■ Task prompt: Restate each line of the listing exactly, without carrying over any pictures.
· · · ·
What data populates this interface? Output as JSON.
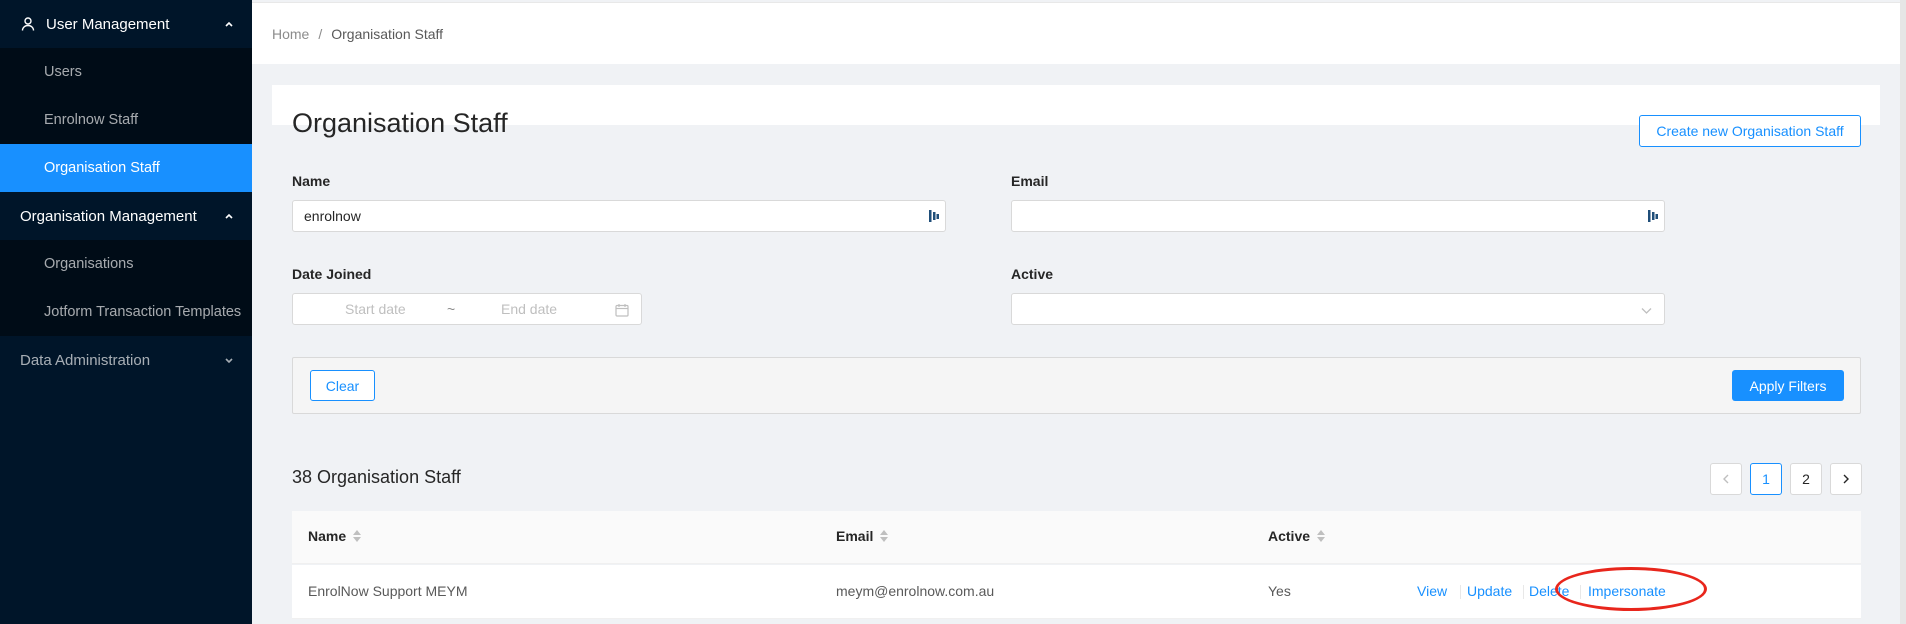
{
  "sidebar": {
    "groups": [
      {
        "label": "User Management",
        "items": [
          "Users",
          "Enrolnow Staff",
          "Organisation Staff"
        ],
        "active_item": "Organisation Staff",
        "expanded": true
      },
      {
        "label": "Organisation Management",
        "items": [
          "Organisations",
          "Jotform Transaction Templates"
        ],
        "expanded": true
      },
      {
        "label": "Data Administration",
        "items": [],
        "expanded": false
      }
    ]
  },
  "breadcrumb": {
    "home": "Home",
    "separator": "/",
    "current": "Organisation Staff"
  },
  "page": {
    "title": "Organisation Staff",
    "create_button": "Create new Organisation Staff"
  },
  "filters": {
    "name_label": "Name",
    "name_value": "enrolnow",
    "email_label": "Email",
    "email_value": "",
    "date_joined_label": "Date Joined",
    "start_placeholder": "Start date",
    "range_separator": "~",
    "end_placeholder": "End date",
    "active_label": "Active",
    "active_value": "",
    "clear_button": "Clear",
    "apply_button": "Apply Filters"
  },
  "results": {
    "count_title": "38 Organisation Staff",
    "pagination": {
      "prev": "<",
      "pages": [
        "1",
        "2"
      ],
      "current": "1",
      "next": ">"
    },
    "columns": [
      "Name",
      "Email",
      "Active"
    ],
    "rows": [
      {
        "name": "EnrolNow Support MEYM",
        "email": "meym@enrolnow.com.au",
        "active": "Yes",
        "actions": [
          "View",
          "Update",
          "Delete",
          "Impersonate"
        ]
      }
    ]
  },
  "colors": {
    "primary": "#1890ff",
    "sidebar_bg": "#001529",
    "highlight": "#e8261c"
  }
}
· · · ·
■ Correct response:
What data populates this interface? Output as JSON.
{
  "sidebar": {
    "groups": [
      {
        "label": "User Management",
        "items": [
          "Users",
          "Enrolnow Staff",
          "Organisation Staff"
        ],
        "active_item": "Organisation Staff",
        "expanded": true
      },
      {
        "label": "Organisation Management",
        "items": [
          "Organisations",
          "Jotform Transaction Templates"
        ],
        "expanded": true
      },
      {
        "label": "Data Administration",
        "items": [],
        "expanded": false
      }
    ]
  },
  "breadcrumb": {
    "home": "Home",
    "separator": "/",
    "current": "Organisation Staff"
  },
  "page": {
    "title": "Organisation Staff",
    "create_button": "Create new Organisation Staff"
  },
  "filters": {
    "name_label": "Name",
    "name_value": "enrolnow",
    "email_label": "Email",
    "email_value": "",
    "date_joined_label": "Date Joined",
    "start_placeholder": "Start date",
    "range_separator": "~",
    "end_placeholder": "End date",
    "active_label": "Active",
    "active_value": "",
    "clear_button": "Clear",
    "apply_button": "Apply Filters"
  },
  "results": {
    "count_title": "38 Organisation Staff",
    "pagination": {
      "prev": "<",
      "pages": [
        "1",
        "2"
      ],
      "current": "1",
      "next": ">"
    },
    "columns": [
      "Name",
      "Email",
      "Active"
    ],
    "rows": [
      {
        "name": "EnrolNow Support MEYM",
        "email": "meym@enrolnow.com.au",
        "active": "Yes",
        "actions": [
          "View",
          "Update",
          "Delete",
          "Impersonate"
        ]
      }
    ]
  },
  "colors": {
    "primary": "#1890ff",
    "sidebar_bg": "#001529",
    "highlight": "#e8261c"
  }
}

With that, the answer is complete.